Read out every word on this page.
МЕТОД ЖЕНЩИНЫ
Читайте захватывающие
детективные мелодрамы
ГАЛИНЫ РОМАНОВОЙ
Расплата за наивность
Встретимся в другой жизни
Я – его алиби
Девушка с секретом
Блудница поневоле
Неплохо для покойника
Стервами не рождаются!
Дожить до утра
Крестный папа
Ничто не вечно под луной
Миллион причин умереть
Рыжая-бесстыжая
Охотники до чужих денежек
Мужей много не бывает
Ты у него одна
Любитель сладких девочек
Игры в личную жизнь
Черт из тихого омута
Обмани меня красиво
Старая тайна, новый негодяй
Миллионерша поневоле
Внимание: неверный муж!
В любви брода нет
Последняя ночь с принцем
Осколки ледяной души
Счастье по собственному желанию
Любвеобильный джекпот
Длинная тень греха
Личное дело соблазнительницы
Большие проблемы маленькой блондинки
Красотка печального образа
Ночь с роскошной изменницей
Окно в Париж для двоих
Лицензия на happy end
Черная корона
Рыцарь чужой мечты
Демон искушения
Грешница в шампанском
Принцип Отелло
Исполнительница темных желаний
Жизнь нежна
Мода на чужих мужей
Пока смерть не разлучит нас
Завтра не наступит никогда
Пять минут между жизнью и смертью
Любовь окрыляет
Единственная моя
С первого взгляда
+ + + + + + +
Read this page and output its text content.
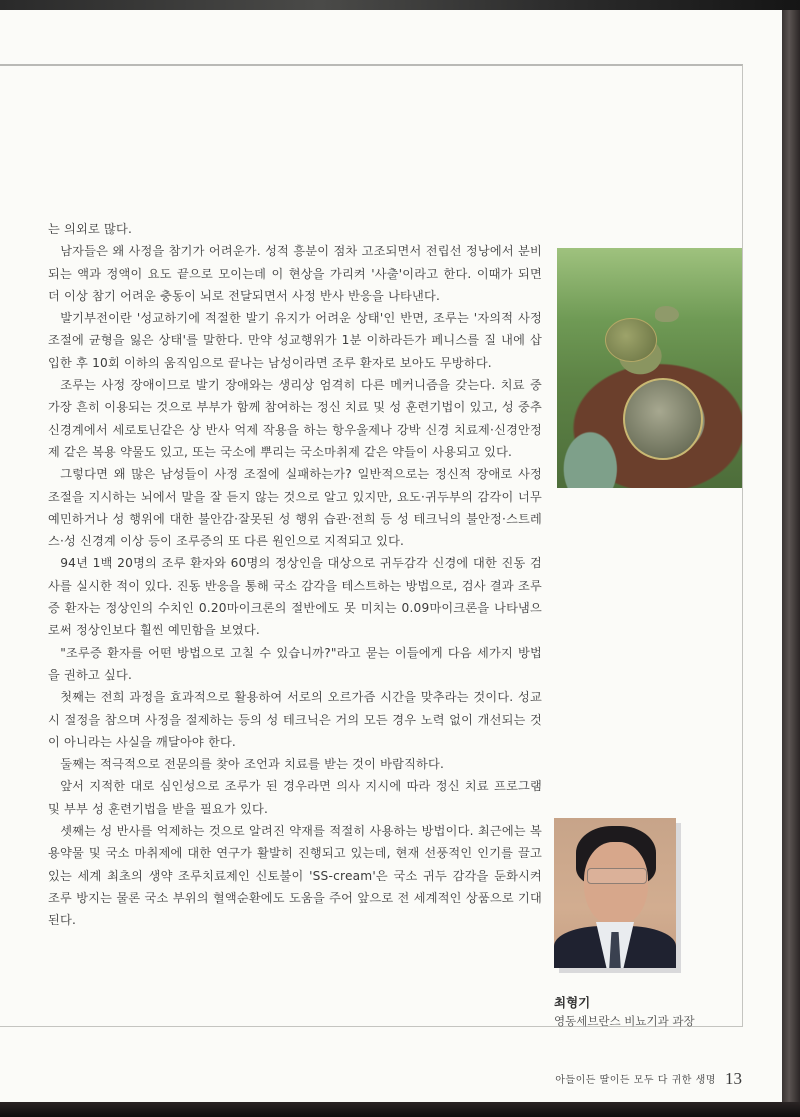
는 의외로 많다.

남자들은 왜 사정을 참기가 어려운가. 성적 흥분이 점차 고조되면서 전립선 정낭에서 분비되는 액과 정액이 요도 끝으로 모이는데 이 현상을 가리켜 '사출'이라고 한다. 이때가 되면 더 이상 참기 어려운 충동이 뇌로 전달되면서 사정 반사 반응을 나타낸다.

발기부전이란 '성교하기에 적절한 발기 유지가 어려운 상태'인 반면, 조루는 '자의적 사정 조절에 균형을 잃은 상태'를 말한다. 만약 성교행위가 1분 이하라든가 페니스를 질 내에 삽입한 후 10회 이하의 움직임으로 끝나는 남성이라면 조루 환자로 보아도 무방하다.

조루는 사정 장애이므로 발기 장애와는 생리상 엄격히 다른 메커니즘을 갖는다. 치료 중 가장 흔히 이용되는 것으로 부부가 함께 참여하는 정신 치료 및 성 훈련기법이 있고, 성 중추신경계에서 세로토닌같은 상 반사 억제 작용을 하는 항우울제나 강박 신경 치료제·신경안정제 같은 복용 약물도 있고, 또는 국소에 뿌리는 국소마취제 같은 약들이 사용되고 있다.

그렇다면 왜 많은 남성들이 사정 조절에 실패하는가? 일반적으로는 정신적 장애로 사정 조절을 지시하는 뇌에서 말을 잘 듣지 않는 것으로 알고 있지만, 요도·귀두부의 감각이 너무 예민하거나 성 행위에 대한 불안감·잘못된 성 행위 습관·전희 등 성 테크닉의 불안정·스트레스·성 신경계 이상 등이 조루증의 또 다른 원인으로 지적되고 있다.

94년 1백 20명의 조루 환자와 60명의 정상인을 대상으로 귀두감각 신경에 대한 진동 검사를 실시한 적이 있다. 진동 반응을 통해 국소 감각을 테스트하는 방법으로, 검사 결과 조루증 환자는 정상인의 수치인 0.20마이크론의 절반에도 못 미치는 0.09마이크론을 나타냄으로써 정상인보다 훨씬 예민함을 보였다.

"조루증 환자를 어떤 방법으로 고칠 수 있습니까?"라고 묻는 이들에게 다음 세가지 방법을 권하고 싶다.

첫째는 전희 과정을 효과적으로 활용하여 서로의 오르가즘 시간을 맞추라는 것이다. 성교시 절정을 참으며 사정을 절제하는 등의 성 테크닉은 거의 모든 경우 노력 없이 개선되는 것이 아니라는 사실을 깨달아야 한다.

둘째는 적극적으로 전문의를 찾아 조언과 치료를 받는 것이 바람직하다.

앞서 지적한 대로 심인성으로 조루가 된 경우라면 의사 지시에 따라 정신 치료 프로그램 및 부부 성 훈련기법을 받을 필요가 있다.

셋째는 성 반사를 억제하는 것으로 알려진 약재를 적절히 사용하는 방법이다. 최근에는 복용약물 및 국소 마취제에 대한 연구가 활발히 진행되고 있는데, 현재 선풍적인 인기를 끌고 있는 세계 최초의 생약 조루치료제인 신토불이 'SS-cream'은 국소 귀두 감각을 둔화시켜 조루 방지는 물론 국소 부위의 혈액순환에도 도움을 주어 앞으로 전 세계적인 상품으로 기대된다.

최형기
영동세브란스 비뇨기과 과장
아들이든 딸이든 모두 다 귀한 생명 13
+ + + + + + +
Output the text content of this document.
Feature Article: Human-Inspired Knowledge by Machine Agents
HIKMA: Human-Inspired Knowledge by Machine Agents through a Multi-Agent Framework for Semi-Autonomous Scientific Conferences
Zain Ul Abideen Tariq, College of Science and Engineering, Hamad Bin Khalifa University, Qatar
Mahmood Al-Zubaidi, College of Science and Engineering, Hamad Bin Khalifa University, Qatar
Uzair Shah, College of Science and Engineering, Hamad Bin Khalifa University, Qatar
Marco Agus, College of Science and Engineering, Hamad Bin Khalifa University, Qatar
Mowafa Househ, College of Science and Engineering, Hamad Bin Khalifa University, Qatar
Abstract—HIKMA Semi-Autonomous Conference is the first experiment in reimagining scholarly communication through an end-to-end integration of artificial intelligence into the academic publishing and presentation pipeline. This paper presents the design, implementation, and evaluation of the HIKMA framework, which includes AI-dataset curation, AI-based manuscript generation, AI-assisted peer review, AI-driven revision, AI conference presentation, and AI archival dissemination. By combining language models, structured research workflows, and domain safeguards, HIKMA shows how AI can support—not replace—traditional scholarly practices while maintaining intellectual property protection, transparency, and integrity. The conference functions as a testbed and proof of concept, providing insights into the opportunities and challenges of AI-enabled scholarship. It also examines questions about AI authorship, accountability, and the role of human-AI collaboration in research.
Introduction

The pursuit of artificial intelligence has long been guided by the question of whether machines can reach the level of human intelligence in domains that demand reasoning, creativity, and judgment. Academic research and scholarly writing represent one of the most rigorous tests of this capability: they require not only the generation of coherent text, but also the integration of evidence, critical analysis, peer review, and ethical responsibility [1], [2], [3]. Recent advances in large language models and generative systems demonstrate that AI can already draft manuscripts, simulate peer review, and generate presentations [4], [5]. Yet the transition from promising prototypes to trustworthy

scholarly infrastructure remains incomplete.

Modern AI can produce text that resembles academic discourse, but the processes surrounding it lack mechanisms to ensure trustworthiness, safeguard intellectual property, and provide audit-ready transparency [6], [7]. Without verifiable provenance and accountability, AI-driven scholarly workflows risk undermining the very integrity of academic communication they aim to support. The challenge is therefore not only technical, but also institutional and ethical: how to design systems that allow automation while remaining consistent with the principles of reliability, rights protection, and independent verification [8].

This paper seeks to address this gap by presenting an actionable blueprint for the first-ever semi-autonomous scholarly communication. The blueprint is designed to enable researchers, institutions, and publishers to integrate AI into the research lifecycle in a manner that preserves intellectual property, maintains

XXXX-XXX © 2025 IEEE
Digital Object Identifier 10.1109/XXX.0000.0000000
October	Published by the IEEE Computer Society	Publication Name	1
+ + + + + + +
**TASK INSTRUCTIONS**
Check each line of the data above for the string "Khalifa" and report only how many lines have it.

**OUTPUT OF THE TASK**
5